— begin Data listing —
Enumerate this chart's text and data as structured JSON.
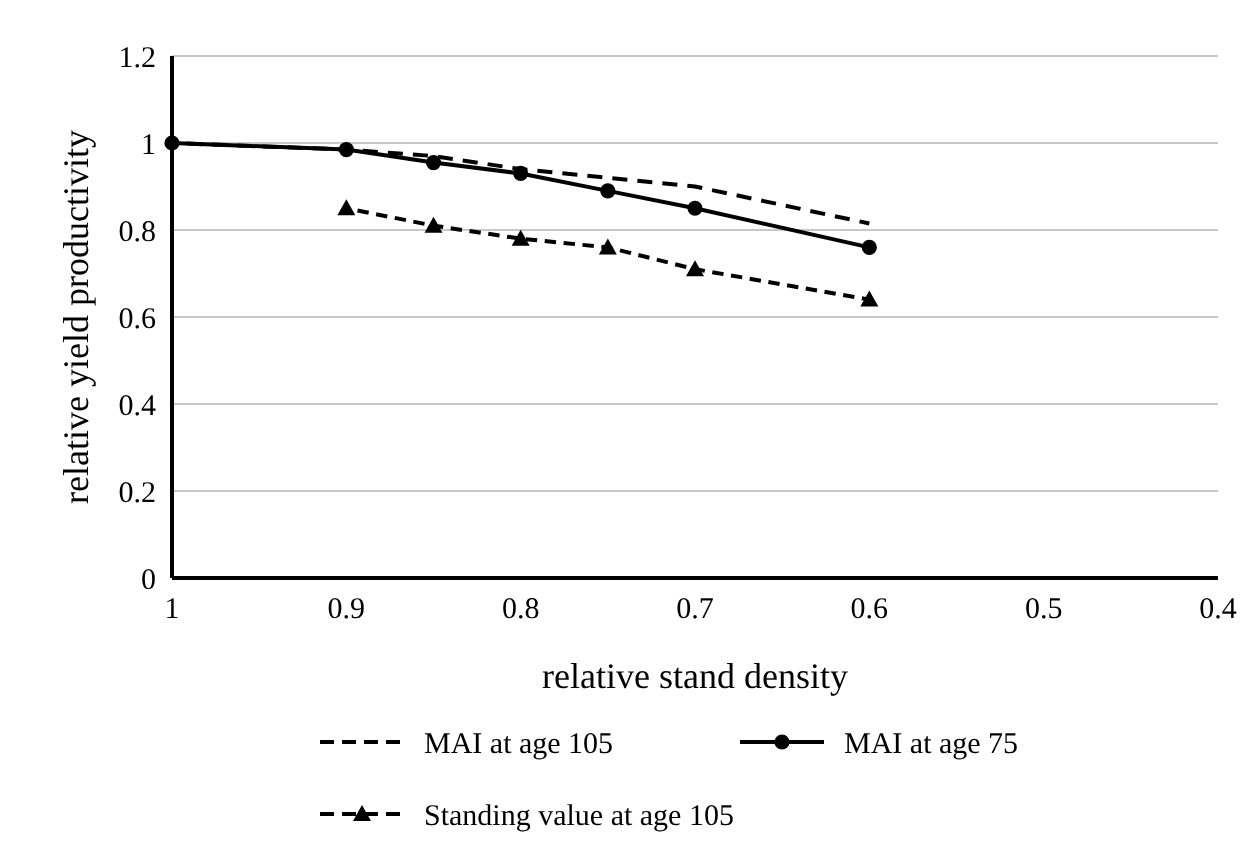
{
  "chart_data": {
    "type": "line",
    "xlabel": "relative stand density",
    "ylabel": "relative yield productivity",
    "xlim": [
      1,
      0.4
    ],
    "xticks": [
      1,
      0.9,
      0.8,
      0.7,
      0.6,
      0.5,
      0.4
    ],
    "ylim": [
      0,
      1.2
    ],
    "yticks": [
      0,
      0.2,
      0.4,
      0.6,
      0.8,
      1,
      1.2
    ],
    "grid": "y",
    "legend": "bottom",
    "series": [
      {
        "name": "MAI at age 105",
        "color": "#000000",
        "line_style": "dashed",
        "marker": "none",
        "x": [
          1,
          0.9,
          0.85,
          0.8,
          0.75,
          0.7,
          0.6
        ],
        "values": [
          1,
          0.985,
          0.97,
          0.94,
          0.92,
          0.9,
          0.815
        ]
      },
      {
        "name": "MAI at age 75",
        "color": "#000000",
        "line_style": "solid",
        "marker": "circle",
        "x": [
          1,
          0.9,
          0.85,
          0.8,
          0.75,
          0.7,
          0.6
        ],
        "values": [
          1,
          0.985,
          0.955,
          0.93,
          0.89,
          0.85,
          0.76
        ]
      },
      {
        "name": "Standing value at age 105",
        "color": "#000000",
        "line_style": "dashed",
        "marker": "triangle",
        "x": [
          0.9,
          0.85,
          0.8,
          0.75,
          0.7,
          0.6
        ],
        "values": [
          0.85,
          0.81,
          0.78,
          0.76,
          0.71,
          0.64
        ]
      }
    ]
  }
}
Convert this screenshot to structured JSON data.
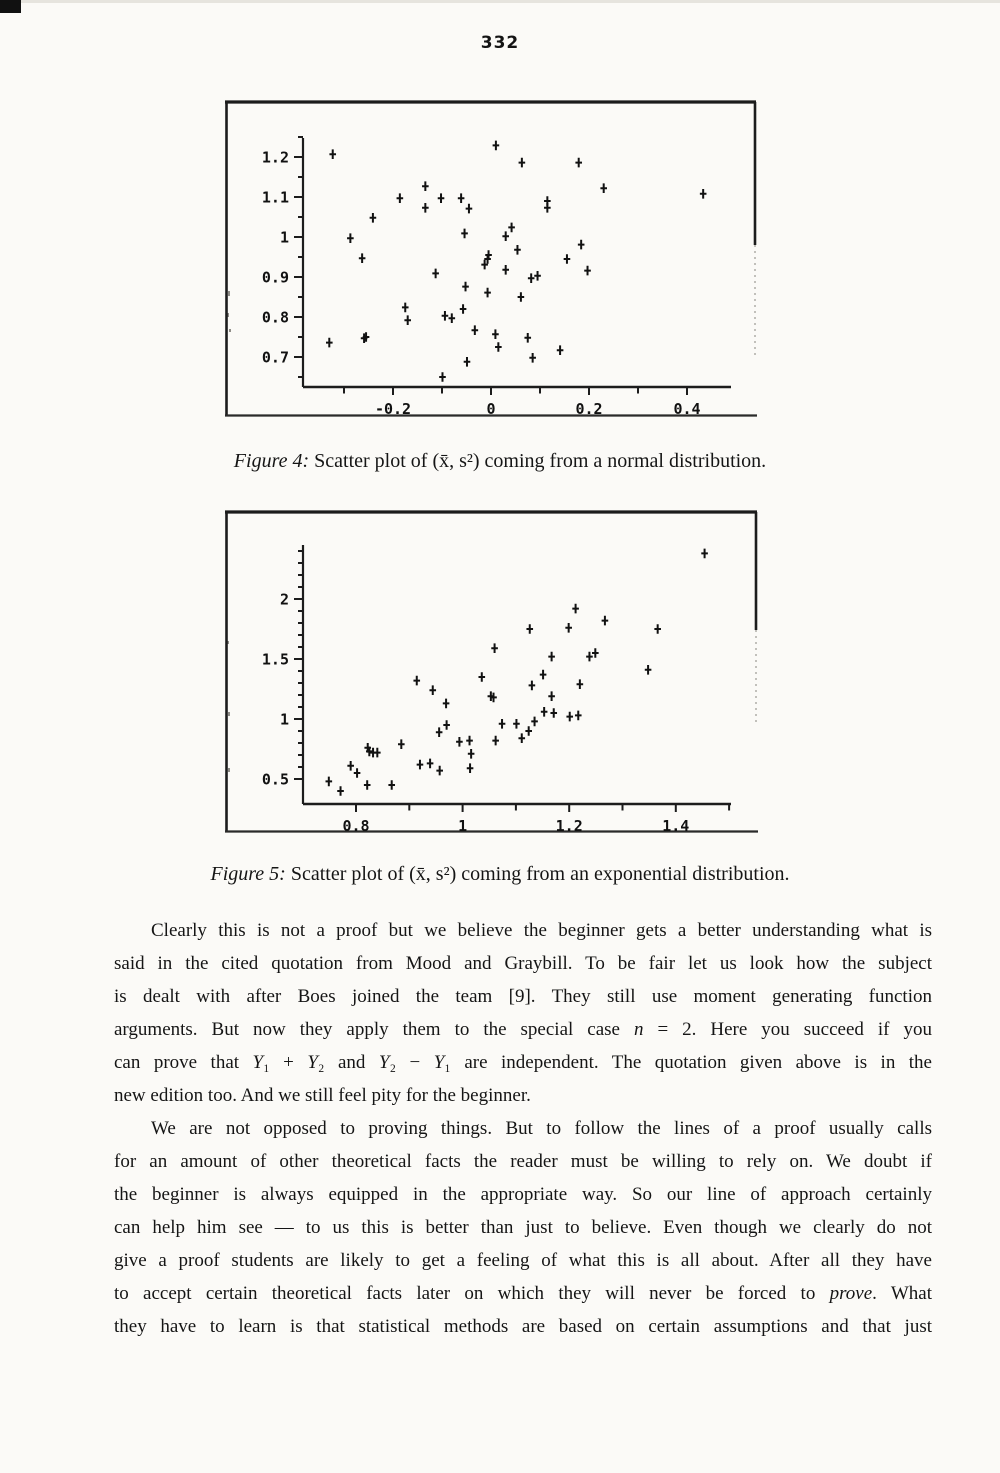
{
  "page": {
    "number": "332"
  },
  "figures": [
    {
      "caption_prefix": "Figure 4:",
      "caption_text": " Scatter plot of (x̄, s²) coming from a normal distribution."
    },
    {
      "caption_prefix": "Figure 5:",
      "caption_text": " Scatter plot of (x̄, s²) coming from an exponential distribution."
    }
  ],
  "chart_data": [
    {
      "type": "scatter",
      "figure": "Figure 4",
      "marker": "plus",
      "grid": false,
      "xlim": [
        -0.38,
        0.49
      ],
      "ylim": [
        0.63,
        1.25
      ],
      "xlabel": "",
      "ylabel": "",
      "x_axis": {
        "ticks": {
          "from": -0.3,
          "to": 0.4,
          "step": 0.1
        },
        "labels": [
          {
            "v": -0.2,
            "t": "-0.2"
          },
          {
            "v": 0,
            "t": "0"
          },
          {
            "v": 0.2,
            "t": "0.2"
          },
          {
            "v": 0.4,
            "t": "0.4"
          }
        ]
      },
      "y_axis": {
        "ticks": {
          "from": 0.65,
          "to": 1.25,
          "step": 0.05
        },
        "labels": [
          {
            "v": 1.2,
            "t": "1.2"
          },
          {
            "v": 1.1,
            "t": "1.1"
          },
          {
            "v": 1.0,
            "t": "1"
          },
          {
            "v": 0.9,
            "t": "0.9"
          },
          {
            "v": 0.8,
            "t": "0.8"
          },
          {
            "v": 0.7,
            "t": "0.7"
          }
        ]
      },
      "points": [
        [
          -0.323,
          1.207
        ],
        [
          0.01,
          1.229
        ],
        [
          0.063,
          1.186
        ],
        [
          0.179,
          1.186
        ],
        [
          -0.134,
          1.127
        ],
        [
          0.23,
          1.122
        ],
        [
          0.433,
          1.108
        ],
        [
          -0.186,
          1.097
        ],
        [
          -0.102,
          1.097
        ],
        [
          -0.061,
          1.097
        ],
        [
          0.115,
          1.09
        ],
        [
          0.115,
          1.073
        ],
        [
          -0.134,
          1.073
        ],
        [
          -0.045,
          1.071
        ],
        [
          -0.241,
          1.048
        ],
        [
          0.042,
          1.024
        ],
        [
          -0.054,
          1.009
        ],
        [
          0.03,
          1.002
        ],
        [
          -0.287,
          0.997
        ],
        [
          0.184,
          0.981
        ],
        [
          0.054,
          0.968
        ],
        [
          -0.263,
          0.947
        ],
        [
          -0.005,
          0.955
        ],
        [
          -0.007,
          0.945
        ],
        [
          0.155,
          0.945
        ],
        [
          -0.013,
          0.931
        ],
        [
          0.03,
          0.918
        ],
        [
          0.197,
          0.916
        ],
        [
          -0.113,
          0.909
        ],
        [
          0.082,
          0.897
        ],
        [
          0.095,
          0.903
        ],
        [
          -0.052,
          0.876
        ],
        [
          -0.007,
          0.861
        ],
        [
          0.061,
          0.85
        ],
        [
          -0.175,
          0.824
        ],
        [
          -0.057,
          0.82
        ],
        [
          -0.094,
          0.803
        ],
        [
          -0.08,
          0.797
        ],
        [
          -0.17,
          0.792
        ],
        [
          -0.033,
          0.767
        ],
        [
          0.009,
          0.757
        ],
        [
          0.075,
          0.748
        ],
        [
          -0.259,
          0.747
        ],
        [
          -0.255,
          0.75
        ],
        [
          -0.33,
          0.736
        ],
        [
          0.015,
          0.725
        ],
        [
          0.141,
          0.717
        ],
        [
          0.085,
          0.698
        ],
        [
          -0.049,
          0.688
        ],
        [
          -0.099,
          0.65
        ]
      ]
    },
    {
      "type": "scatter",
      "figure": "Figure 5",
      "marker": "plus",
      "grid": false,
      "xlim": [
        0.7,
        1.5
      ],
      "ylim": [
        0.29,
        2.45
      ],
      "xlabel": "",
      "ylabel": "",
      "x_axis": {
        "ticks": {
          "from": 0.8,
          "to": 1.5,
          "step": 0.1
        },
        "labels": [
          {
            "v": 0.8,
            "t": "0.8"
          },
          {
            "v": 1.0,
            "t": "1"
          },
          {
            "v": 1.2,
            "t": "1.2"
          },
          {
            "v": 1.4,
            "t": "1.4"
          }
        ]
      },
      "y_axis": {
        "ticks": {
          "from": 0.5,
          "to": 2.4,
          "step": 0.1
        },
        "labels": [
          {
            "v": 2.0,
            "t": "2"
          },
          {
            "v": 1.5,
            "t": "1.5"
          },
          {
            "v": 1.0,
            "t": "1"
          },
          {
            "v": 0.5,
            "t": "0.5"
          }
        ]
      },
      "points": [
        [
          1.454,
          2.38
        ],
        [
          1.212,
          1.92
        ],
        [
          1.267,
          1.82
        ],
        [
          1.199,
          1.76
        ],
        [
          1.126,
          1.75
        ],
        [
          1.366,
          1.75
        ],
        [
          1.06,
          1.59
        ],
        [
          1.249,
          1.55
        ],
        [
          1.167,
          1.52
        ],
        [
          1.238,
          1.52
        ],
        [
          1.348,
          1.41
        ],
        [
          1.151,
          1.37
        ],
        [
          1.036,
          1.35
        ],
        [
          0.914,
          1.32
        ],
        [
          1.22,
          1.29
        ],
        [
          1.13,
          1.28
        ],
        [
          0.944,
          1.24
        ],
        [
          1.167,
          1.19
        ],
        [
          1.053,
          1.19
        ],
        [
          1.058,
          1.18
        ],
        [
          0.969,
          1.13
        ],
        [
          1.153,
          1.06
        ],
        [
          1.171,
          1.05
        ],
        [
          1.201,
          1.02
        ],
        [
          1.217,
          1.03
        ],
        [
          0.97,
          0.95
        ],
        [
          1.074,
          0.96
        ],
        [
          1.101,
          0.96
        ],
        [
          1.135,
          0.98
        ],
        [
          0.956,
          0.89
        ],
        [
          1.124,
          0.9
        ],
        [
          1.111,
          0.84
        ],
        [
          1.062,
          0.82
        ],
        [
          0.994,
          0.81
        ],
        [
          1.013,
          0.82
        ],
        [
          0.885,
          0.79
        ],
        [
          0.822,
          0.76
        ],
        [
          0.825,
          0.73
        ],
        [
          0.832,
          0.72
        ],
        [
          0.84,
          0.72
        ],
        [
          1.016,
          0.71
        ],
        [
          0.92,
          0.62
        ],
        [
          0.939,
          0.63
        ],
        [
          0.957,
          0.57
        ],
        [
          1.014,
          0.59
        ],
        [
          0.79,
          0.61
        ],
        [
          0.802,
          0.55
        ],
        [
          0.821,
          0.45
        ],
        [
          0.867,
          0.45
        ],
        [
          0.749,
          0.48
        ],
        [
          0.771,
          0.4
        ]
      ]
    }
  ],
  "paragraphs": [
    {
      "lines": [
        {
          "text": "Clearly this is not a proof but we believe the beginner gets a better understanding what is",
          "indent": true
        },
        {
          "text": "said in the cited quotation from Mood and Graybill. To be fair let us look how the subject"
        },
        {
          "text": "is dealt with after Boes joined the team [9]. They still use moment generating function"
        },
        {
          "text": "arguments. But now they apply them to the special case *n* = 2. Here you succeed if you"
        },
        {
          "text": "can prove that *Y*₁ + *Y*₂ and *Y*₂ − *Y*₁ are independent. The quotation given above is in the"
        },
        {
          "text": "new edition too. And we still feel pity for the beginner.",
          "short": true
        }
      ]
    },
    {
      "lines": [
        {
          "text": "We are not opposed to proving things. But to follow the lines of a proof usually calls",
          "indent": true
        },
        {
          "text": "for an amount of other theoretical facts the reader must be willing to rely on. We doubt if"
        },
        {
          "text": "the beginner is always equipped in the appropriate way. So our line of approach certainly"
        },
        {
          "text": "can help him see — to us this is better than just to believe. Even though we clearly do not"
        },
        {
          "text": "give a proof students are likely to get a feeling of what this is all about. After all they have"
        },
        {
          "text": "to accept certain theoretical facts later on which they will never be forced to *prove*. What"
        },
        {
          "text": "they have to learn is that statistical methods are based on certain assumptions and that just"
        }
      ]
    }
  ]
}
— end Data listing —
Stated goal>
Gather each line in the data that holds the string "from".

Response below>
      "caption_text": " Scatter plot of (x̄, s²) coming from a normal distribution."
      "caption_text": " Scatter plot of (x̄, s²) coming from an exponential distribution."
          "from": -0.3,
          "from": 0.65,
          "from": 0.8,
          "from": 0.5,
          "text": "said in the cited quotation from Mood and Graybill. To be fair let us look how the subject"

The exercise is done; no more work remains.